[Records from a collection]
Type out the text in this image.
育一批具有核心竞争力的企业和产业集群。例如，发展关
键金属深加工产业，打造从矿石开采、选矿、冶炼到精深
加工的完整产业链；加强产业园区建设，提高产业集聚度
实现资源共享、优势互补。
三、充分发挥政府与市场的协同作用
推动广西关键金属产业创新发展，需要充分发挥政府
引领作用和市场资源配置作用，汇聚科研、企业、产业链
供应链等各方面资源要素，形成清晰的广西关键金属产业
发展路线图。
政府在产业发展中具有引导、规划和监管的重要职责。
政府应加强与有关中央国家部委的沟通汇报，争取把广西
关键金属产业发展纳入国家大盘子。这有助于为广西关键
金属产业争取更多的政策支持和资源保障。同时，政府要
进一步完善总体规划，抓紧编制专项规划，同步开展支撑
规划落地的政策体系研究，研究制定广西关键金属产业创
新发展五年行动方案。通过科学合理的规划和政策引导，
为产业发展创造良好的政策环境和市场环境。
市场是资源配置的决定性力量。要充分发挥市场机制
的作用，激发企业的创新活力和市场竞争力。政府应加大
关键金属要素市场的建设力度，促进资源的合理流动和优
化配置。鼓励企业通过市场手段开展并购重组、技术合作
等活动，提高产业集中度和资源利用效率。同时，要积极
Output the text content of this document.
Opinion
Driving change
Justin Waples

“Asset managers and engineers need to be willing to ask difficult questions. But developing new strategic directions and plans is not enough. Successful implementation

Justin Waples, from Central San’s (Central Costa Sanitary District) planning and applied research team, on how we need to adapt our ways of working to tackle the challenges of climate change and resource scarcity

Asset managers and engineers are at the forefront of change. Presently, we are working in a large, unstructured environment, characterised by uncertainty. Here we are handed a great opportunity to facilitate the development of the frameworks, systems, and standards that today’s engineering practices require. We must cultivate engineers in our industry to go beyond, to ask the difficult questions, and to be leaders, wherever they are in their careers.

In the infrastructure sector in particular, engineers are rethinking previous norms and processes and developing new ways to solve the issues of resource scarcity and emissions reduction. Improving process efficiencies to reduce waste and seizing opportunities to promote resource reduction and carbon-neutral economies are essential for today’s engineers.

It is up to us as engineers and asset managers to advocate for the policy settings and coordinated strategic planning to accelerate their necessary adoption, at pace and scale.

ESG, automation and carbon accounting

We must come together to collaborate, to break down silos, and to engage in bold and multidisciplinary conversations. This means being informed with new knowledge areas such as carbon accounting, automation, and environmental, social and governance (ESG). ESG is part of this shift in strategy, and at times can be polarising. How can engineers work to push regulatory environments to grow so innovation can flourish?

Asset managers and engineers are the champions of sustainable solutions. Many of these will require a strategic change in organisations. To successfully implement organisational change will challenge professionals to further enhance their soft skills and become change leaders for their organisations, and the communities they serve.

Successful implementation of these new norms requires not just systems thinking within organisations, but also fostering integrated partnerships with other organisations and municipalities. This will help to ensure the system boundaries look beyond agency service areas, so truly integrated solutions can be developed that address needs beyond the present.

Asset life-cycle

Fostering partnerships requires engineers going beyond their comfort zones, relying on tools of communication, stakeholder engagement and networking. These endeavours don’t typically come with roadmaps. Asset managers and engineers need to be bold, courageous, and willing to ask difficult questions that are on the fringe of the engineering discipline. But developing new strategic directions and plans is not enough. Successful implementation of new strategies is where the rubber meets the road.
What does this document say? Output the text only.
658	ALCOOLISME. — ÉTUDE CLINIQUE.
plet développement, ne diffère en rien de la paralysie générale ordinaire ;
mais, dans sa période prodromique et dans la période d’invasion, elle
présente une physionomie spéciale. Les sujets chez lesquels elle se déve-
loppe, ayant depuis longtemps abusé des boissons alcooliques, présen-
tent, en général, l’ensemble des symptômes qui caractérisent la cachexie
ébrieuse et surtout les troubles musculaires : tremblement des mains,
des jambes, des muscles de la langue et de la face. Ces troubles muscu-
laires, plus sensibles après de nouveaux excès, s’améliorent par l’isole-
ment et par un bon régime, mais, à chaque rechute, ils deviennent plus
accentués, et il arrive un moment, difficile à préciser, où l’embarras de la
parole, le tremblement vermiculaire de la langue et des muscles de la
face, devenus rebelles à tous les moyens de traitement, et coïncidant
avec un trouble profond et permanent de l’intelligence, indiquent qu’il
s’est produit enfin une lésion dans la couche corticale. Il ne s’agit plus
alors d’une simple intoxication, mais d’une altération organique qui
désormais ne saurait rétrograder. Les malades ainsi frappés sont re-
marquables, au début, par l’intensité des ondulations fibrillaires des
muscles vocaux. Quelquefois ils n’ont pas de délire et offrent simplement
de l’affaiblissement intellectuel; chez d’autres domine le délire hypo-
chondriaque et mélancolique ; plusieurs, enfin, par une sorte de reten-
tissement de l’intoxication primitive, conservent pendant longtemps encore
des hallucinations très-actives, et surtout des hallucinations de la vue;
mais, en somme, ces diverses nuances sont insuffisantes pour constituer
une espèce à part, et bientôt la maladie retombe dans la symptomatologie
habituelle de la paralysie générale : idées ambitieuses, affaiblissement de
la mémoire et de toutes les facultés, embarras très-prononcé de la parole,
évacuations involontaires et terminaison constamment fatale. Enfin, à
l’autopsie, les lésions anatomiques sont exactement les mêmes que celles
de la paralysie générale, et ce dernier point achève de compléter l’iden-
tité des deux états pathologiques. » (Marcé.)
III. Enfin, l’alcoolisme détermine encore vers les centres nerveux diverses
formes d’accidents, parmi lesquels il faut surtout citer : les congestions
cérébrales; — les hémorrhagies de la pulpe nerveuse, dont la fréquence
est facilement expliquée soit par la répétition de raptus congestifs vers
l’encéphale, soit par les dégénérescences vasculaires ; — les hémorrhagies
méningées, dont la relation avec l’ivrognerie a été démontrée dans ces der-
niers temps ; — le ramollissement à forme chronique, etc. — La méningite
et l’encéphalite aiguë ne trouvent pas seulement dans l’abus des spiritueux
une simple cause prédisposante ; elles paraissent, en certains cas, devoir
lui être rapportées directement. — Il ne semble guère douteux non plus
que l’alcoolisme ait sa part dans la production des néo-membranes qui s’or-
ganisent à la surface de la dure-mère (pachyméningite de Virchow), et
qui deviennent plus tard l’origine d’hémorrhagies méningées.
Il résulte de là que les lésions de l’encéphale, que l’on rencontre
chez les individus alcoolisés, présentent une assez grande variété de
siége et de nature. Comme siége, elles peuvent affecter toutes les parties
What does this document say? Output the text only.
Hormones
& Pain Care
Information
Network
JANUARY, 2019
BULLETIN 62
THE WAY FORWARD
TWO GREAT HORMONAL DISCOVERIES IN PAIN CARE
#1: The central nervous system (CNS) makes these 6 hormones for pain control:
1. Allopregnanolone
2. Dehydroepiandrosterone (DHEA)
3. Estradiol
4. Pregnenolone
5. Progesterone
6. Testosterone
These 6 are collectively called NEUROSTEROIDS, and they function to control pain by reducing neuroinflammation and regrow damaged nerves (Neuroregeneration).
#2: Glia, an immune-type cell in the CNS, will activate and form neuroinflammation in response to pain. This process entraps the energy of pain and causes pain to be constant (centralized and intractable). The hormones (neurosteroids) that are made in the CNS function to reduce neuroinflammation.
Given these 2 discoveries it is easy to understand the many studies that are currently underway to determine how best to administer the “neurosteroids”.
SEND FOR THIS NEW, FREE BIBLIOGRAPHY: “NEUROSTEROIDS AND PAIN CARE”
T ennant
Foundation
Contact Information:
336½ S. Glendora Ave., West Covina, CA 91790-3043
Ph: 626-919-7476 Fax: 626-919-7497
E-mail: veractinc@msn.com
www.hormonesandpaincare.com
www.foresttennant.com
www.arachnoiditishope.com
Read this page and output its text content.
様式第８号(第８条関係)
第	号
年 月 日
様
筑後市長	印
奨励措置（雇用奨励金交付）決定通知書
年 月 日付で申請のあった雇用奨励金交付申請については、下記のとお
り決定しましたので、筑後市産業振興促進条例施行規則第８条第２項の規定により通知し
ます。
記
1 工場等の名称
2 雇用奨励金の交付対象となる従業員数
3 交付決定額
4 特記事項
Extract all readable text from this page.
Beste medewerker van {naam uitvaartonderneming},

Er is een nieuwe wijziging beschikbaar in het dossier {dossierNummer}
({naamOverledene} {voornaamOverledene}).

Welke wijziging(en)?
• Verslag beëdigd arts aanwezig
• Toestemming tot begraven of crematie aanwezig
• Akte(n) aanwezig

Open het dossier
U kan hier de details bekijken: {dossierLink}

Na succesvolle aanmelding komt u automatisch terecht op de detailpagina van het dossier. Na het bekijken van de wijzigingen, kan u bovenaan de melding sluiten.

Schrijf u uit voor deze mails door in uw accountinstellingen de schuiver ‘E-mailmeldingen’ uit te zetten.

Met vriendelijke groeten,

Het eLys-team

_STATED PROBLEM_:
Pull out each line containing the word "carbon" and copy it.

_RIGHT ANSWER_:
In the infrastructure sector in particular, engineers are rethinking previous norms and processes and developing new ways to solve the issues of resource scarcity and emissions reduction. Improving process efficiencies to reduce waste and seizing opportunities to promote resource reduction and carbon-neutral economies are essential for today’s engineers.
ESG, automation and carbon accounting
We must come together to collaborate, to break down silos, and to engage in bold and multidisciplinary conversations. This means being informed with new knowledge areas such as carbon accounting, automation, and environmental, social and governance (ESG). ESG is part of this shift in strategy, and at times can be polarising. How can engineers work to push regulatory environments to grow so innovation can flourish?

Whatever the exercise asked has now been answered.